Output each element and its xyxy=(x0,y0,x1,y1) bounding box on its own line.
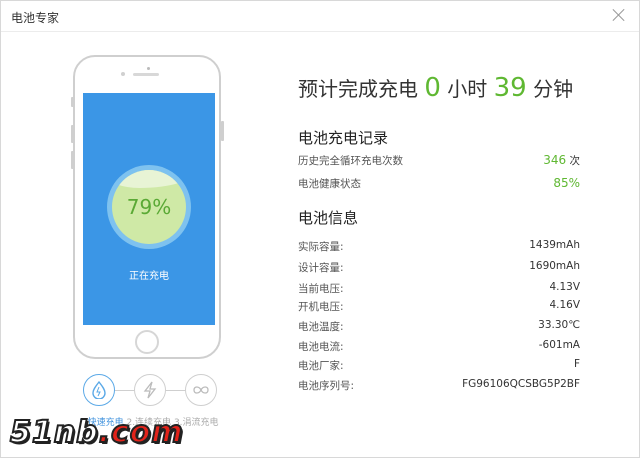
hours-value: 0 xyxy=(424,73,441,103)
step-trickle-charge[interactable] xyxy=(185,374,217,406)
hours-unit: 小时 xyxy=(447,77,488,101)
phone-sensor xyxy=(147,67,150,70)
minutes-value: 39 xyxy=(493,73,527,103)
charge-record-title: 电池充电记录 xyxy=(298,129,389,147)
cycles-row: 历史完全循环充电次数 346 次 xyxy=(298,153,580,168)
estimated-completion: 预计完成充电 0 小时 39 分钟 xyxy=(298,73,573,103)
info-row: 实际容量: 1439mAh xyxy=(298,239,580,254)
lightning-icon xyxy=(143,381,157,399)
title-bar: 电池专家 xyxy=(1,1,639,32)
info-label: 当前电压: xyxy=(298,283,344,295)
battery-percent: 79% xyxy=(126,195,172,219)
battery-gauge-wave xyxy=(112,170,186,188)
cycles-value: 346 xyxy=(543,153,567,167)
info-value: 33.30℃ xyxy=(538,319,580,331)
phone-illustration: 79% 正在充电 xyxy=(73,55,221,359)
health-value: 85% xyxy=(553,176,580,190)
phone-side-button xyxy=(71,97,74,107)
info-value: F xyxy=(573,358,580,370)
cycles-unit: 次 xyxy=(569,155,581,167)
info-label: 电池温度: xyxy=(298,321,344,333)
phone-side-button xyxy=(71,151,74,169)
info-row: 开机电压: 4.16V xyxy=(298,299,580,314)
health-row: 电池健康状态 85% xyxy=(298,176,580,191)
app-window: 电池专家 79% 正在充电 1.快速充电 2.连续充电 3.涓流充电 预计完成充… xyxy=(0,0,640,458)
headline-prefix: 预计完成充电 xyxy=(298,77,418,101)
info-row: 电池温度: 33.30℃ xyxy=(298,319,580,334)
phone-screen: 79% 正在充电 xyxy=(83,93,215,325)
info-row: 当前电压: 4.13V xyxy=(298,281,580,296)
info-row: 电池序列号: FG96106QCSBG5P2BF xyxy=(298,378,580,393)
battery-info-title: 电池信息 xyxy=(298,209,359,227)
info-row: 设计容量: 1690mAh xyxy=(298,260,580,275)
info-value: 1439mAh xyxy=(529,239,580,251)
health-label: 电池健康状态 xyxy=(298,178,361,190)
info-value: 4.16V xyxy=(549,299,580,311)
info-label: 设计容量: xyxy=(298,262,344,274)
battery-gauge: 79% xyxy=(107,165,191,249)
battery-gauge-fill: 79% xyxy=(112,170,186,244)
watermark-domain: .com xyxy=(98,414,184,451)
info-value: 4.13V xyxy=(549,281,580,293)
info-value: 1690mAh xyxy=(529,260,580,272)
info-label: 电池序列号: xyxy=(298,380,355,392)
info-label: 电池电流: xyxy=(298,341,344,353)
phone-side-button xyxy=(71,125,74,143)
info-label: 开机电压: xyxy=(298,301,344,313)
step-fast-charge[interactable] xyxy=(83,374,115,406)
info-label: 实际容量: xyxy=(298,241,344,253)
close-icon[interactable] xyxy=(611,7,627,23)
info-value: FG96106QCSBG5P2BF xyxy=(462,378,580,390)
phone-side-button xyxy=(221,121,224,141)
step-connector xyxy=(166,390,186,391)
phone-speaker xyxy=(133,73,159,76)
minutes-unit: 分钟 xyxy=(533,77,574,101)
charging-status: 正在充电 xyxy=(129,271,169,282)
site-watermark: 51nb.com xyxy=(9,414,184,451)
info-value: -601mA xyxy=(538,339,580,351)
cycles-value-group: 346 次 xyxy=(543,153,580,168)
step-continuous-charge[interactable] xyxy=(134,374,166,406)
phone-camera xyxy=(121,72,125,76)
cycles-label: 历史完全循环充电次数 xyxy=(298,155,403,167)
info-label: 电池厂家: xyxy=(298,360,344,372)
info-row: 电池电流: -601mA xyxy=(298,339,580,354)
phone-home-button xyxy=(135,330,159,354)
watermark-text: 51nb xyxy=(9,414,99,451)
drop-icon xyxy=(92,381,106,399)
window-title: 电池专家 xyxy=(11,11,60,25)
info-row: 电池厂家: F xyxy=(298,358,580,373)
step-connector xyxy=(113,390,135,391)
infinity-icon xyxy=(193,386,209,394)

--

#### Directions:
Count the lines in the entries above that contain the string "hours", with case counting, and give only the number.

#### The response:
2